## Begin

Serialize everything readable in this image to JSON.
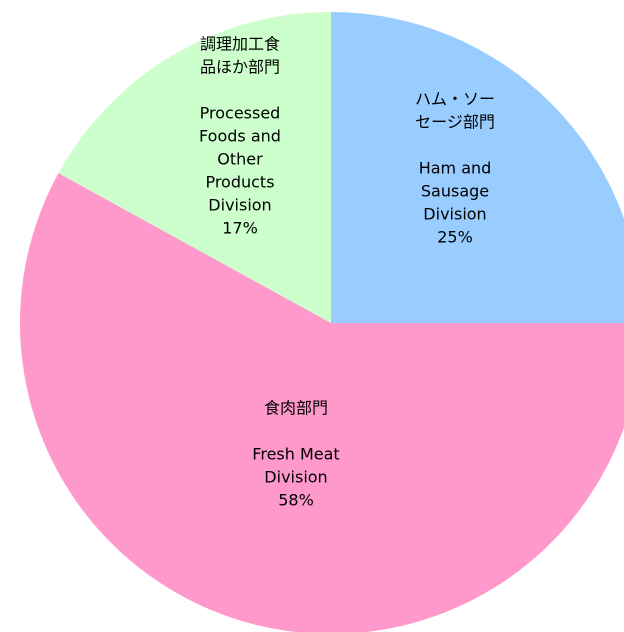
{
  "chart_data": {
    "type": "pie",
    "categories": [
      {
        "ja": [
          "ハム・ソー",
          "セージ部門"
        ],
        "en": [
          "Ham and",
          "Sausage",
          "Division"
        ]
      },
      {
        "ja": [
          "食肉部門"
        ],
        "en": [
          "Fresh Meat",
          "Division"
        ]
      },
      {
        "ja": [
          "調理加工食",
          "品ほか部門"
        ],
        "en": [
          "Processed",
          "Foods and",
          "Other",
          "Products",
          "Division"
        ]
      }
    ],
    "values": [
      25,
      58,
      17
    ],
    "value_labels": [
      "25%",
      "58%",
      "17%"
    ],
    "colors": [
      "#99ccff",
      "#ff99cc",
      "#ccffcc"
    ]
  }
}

## End
## Begin

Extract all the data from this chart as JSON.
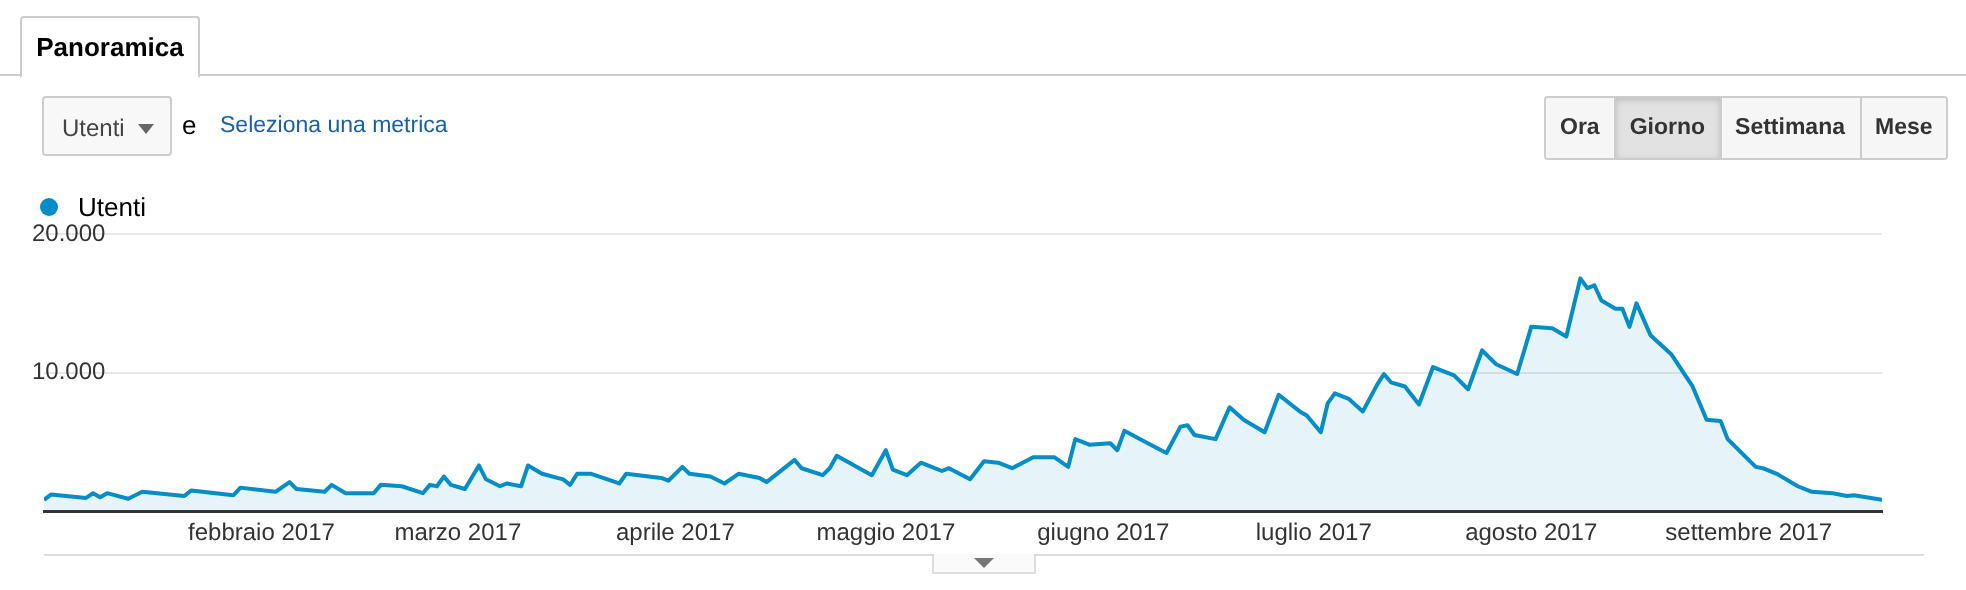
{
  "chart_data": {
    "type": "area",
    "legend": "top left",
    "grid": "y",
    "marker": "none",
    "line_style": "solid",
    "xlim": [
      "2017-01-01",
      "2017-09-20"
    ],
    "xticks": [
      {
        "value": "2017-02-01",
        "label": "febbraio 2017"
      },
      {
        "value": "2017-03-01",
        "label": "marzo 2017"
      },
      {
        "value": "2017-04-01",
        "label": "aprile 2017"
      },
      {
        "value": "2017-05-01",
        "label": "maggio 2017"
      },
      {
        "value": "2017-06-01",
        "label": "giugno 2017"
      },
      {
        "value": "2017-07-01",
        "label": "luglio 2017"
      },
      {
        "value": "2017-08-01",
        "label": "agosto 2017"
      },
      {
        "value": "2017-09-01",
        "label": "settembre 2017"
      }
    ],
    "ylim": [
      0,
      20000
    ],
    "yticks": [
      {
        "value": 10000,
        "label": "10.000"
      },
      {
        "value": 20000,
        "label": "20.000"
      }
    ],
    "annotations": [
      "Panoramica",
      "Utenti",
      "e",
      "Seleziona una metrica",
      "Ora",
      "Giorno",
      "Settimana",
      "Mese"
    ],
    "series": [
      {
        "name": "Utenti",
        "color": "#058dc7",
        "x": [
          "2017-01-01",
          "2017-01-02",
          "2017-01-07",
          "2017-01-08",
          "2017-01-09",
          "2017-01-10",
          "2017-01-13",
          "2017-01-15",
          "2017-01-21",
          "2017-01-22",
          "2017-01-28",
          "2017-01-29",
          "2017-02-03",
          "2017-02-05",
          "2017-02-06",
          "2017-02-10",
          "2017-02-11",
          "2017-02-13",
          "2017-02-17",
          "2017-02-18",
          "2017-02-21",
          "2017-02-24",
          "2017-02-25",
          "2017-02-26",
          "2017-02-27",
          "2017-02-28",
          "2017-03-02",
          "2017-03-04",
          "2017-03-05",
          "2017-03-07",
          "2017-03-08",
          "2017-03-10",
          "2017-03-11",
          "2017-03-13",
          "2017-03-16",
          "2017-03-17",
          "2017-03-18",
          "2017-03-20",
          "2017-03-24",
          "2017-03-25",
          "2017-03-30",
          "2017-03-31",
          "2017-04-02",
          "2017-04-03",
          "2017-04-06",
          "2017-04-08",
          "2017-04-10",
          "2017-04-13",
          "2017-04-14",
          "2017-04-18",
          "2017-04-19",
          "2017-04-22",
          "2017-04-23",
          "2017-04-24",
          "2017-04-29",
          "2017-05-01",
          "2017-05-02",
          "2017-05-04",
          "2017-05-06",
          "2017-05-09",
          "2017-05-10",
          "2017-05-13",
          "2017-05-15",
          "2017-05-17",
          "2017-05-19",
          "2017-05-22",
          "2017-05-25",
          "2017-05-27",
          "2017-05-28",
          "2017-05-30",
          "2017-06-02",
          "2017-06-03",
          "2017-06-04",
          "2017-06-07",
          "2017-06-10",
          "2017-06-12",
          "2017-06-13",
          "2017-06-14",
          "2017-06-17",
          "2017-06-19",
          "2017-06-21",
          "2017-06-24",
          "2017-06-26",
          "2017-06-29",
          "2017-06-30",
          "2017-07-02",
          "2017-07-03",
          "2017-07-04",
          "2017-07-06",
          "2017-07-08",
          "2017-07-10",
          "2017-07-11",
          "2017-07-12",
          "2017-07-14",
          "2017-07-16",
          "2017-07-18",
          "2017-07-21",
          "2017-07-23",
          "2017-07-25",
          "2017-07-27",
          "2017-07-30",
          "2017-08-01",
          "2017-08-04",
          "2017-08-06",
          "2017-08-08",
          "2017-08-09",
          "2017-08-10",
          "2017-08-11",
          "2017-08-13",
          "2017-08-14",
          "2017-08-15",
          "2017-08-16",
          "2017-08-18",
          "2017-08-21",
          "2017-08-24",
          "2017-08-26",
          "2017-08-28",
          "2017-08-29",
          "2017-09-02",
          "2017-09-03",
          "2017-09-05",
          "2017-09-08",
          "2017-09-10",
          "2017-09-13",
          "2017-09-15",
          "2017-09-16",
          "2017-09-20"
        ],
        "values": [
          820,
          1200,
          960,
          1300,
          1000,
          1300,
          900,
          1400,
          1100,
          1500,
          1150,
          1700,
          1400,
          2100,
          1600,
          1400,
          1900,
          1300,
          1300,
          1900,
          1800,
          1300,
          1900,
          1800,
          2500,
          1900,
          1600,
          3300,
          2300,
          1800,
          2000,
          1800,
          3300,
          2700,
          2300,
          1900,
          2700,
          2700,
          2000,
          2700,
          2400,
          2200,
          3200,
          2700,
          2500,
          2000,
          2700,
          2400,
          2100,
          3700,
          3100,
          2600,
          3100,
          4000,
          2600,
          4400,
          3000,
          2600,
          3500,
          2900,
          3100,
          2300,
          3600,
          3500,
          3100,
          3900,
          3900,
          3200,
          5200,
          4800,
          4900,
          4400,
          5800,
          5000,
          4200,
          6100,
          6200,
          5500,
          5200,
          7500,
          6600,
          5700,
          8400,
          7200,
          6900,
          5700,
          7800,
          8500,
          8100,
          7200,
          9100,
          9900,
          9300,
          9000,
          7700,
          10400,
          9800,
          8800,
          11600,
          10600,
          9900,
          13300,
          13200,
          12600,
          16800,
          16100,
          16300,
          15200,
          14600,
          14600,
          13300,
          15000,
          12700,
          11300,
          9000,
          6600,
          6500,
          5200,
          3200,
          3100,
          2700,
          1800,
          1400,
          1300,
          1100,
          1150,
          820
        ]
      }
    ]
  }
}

## End

§ **Requirement**
Scan the listing above and copy all lines containing the word "this".

§ **Correct result**
Serialize everything readable in this image to JSON.
Extract all the data from this chart as JSON.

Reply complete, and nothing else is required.